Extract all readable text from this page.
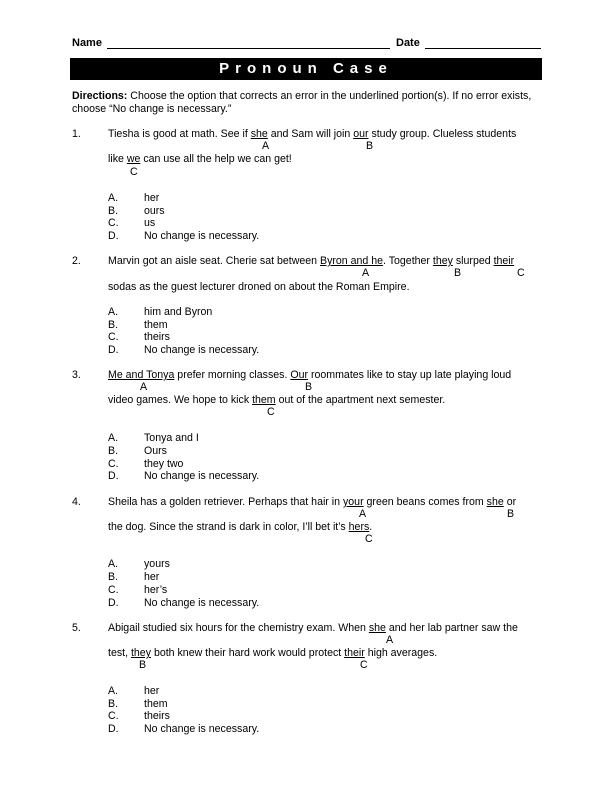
Name	Date
Pronoun Case
Directions: Choose the option that corrects an error in the underlined portion(s). If no error exists, choose “No change is necessary.”
1.	Tiesha is good at math. See if she and Sam will join our study group. Clueless students
A	B
like we can use all the help we can get!
C
A. her
B. ours
C. us
D. No change is necessary.
2.	Marvin got an aisle seat. Cherie sat between Byron and he. Together they slurped their
A	B	C
sodas as the guest lecturer droned on about the Roman Empire.
A. him and Byron
B. them
C. theirs
D. No change is necessary.
3.	Me and Tonya prefer morning classes. Our roommates like to stay up late playing loud
A	B
video games. We hope to kick them out of the apartment next semester.
C
A. Tonya and I
B. Ours
C. they two
D. No change is necessary.
4.	Sheila has a golden retriever. Perhaps that hair in your green beans comes from she or
A	B
the dog. Since the strand is dark in color, I’ll bet it’s hers.
C
A. yours
B. her
C. her’s
D. No change is necessary.
5.	Abigail studied six hours for the chemistry exam. When she and her lab partner saw the
A
test, they both knew their hard work would protect their high averages.
B	C
A. her
B. them
C. theirs
D. No change is necessary.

+ + + + + + +

# YOUR INSTRUCTIONS
Copy out every line that includes the word "Byron".

# RESPONSE
2.	Marvin got an aisle seat. Cherie sat between Byron and he. Together they slurped their
A. him and Byron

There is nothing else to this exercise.